_WHAT IS BEING ASKED_
Transcribe everything from the start of the data down to the line containing "358, 987, 473]", including that line, and reproduce each line without alteration.

* Start *

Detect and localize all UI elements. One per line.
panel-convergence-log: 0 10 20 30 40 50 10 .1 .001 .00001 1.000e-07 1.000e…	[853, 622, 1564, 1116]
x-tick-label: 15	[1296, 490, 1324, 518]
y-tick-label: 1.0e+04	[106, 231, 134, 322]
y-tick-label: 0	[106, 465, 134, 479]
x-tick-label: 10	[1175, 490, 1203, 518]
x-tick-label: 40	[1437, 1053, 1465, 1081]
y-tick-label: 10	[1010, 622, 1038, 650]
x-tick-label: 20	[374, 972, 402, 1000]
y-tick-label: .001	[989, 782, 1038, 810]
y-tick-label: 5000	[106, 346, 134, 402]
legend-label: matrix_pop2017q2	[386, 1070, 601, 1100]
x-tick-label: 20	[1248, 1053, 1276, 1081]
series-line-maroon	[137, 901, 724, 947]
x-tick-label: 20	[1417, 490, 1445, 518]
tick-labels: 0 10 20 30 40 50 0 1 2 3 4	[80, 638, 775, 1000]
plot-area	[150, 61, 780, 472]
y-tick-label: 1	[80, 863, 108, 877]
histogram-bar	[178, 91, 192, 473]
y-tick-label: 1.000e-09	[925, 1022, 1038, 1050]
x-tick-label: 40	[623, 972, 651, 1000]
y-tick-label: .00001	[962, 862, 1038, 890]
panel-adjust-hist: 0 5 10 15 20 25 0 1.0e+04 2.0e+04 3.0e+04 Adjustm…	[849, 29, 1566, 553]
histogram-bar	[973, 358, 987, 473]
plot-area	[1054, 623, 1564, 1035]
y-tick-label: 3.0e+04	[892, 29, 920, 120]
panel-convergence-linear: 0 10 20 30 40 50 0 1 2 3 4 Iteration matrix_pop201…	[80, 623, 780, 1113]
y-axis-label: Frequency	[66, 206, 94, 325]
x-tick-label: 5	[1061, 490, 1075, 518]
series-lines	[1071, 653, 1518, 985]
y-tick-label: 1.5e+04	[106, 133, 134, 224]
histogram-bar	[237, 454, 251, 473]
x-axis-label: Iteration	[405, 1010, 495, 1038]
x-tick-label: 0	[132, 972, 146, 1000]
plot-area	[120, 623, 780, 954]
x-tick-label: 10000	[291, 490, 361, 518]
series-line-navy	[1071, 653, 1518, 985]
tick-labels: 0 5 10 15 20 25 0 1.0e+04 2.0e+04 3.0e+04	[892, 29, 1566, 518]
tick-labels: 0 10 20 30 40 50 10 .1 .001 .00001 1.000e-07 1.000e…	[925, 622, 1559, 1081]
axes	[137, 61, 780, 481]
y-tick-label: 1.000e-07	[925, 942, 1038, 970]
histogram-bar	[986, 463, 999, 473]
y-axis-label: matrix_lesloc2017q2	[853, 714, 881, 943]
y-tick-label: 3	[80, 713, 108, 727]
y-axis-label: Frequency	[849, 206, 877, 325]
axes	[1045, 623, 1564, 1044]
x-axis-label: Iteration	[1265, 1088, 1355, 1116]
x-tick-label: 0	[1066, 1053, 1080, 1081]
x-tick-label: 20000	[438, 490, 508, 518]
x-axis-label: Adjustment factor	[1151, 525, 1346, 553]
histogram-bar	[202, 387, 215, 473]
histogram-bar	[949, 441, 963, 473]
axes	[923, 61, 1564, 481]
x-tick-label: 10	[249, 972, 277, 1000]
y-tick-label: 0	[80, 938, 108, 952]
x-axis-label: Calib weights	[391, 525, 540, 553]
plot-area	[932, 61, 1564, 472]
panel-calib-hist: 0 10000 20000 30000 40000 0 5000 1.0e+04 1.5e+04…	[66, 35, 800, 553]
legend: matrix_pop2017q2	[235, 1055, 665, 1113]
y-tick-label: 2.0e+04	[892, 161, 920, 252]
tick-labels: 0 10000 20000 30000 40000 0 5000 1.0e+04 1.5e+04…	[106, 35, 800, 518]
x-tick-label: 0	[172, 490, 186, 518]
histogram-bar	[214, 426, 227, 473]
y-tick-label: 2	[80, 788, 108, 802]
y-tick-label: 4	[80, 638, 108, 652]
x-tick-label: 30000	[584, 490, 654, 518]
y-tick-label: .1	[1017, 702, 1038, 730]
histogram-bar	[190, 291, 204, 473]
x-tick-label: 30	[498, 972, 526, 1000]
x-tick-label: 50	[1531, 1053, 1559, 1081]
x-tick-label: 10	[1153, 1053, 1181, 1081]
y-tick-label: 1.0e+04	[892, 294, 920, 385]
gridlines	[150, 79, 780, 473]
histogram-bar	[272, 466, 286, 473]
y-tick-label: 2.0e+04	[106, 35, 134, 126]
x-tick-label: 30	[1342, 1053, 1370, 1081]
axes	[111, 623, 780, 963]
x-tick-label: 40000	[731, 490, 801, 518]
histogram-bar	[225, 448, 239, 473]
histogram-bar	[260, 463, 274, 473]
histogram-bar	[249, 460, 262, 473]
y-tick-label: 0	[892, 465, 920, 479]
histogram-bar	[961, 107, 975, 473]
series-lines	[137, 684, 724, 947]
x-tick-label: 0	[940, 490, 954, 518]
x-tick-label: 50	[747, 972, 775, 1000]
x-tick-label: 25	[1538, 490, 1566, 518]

* End *

_RESULT_
Detect and localize all UI elements. One per line.
panel-convergence-log: 0 10 20 30 40 50 10 .1 .001 .00001 1.000e-07 1.000e…	[853, 622, 1564, 1116]
x-tick-label: 15	[1296, 490, 1324, 518]
y-tick-label: 1.0e+04	[106, 231, 134, 322]
y-tick-label: 0	[106, 465, 134, 479]
x-tick-label: 10	[1175, 490, 1203, 518]
x-tick-label: 40	[1437, 1053, 1465, 1081]
y-tick-label: 10	[1010, 622, 1038, 650]
x-tick-label: 20	[374, 972, 402, 1000]
y-tick-label: .001	[989, 782, 1038, 810]
y-tick-label: 5000	[106, 346, 134, 402]
legend-label: matrix_pop2017q2	[386, 1070, 601, 1100]
x-tick-label: 20	[1248, 1053, 1276, 1081]
series-line-maroon	[137, 901, 724, 947]
x-tick-label: 20	[1417, 490, 1445, 518]
tick-labels: 0 10 20 30 40 50 0 1 2 3 4	[80, 638, 775, 1000]
plot-area	[150, 61, 780, 472]
y-tick-label: 1	[80, 863, 108, 877]
histogram-bar	[178, 91, 192, 473]
y-tick-label: 1.000e-09	[925, 1022, 1038, 1050]
x-tick-label: 40	[623, 972, 651, 1000]
y-tick-label: .00001	[962, 862, 1038, 890]
panel-adjust-hist: 0 5 10 15 20 25 0 1.0e+04 2.0e+04 3.0e+04 Adjustm…	[849, 29, 1566, 553]
histogram-bar	[973, 358, 987, 473]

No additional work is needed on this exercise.